++++ ENTRIES SHOWN

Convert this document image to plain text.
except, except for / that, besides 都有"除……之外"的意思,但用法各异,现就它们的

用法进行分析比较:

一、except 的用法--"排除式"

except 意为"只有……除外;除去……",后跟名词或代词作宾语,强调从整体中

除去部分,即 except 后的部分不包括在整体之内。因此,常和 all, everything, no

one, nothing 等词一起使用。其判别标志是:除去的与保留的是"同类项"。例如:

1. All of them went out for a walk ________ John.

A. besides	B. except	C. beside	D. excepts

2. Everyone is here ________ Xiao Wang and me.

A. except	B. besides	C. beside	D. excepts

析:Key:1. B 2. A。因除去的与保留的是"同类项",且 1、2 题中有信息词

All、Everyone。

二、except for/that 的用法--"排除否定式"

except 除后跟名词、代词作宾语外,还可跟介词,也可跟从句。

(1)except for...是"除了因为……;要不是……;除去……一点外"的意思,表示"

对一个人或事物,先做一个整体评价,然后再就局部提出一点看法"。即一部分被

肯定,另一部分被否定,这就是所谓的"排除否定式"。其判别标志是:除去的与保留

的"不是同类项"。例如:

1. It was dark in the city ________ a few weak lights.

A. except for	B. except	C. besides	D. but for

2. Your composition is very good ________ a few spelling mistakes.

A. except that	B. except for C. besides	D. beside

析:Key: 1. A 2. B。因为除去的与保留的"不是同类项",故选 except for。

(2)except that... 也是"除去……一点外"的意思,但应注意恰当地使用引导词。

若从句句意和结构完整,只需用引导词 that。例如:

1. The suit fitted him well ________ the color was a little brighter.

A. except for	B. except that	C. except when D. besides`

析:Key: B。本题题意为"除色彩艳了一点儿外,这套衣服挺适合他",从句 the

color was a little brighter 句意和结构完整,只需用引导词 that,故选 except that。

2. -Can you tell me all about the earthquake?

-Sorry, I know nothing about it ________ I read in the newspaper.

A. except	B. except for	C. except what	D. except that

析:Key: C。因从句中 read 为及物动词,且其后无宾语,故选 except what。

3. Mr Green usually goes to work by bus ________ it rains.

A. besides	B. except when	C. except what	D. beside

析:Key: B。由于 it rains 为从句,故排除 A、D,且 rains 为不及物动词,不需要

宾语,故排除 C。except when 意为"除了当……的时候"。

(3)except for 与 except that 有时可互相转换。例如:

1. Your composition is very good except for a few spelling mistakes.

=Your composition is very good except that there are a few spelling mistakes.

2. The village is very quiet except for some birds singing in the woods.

++++++++

> _GIVEN EXERCISE_
Reproduce the material verbatim, line by line.

> _OUTPUT FOR THIS EXERCISE_
Convert this document image to plain text.
except, except for / that, besides 都有"除……之外"的意思,但用法各异,现就它们的

用法进行分析比较:

一、except 的用法--"排除式"

except 意为"只有……除外;除去……",后跟名词或代词作宾语,强调从整体中

除去部分,即 except 后的部分不包括在整体之内。因此,常和 all, everything, no

one, nothing 等词一起使用。其判别标志是:除去的与保留的是"同类项"。例如:

1. All of them went out for a walk ________ John.

A. besides	B. except	C. beside	D. excepts

2. Everyone is here ________ Xiao Wang and me.

A. except	B. besides	C. beside	D. excepts

析:Key:1. B 2. A。因除去的与保留的是"同类项",且 1、2 题中有信息词

All、Everyone。

二、except for/that 的用法--"排除否定式"

except 除后跟名词、代词作宾语外,还可跟介词,也可跟从句。

(1)except for...是"除了因为……;要不是……;除去……一点外"的意思,表示"

对一个人或事物,先做一个整体评价,然后再就局部提出一点看法"。即一部分被

肯定,另一部分被否定,这就是所谓的"排除否定式"。其判别标志是:除去的与保留

的"不是同类项"。例如:

1. It was dark in the city ________ a few weak lights.

A. except for	B. except	C. besides	D. but for

2. Your composition is very good ________ a few spelling mistakes.

A. except that	B. except for C. besides	D. beside

析:Key: 1. A 2. B。因为除去的与保留的"不是同类项",故选 except for。

(2)except that... 也是"除去……一点外"的意思,但应注意恰当地使用引导词。

若从句句意和结构完整,只需用引导词 that。例如:

1. The suit fitted him well ________ the color was a little brighter.

A. except for	B. except that	C. except when D. besides`

析:Key: B。本题题意为"除色彩艳了一点儿外,这套衣服挺适合他",从句 the

color was a little brighter 句意和结构完整,只需用引导词 that,故选 except that。

2. -Can you tell me all about the earthquake?

-Sorry, I know nothing about it ________ I read in the newspaper.

A. except	B. except for	C. except what	D. except that

析:Key: C。因从句中 read 为及物动词,且其后无宾语,故选 except what。

3. Mr Green usually goes to work by bus ________ it rains.

A. besides	B. except when	C. except what	D. beside

析:Key: B。由于 it rains 为从句,故排除 A、D,且 rains 为不及物动词,不需要

宾语,故排除 C。except when 意为"除了当……的时候"。

(3)except for 与 except that 有时可互相转换。例如:

1. Your composition is very good except for a few spelling mistakes.

=Your composition is very good except that there are a few spelling mistakes.

2. The village is very quiet except for some birds singing in the woods.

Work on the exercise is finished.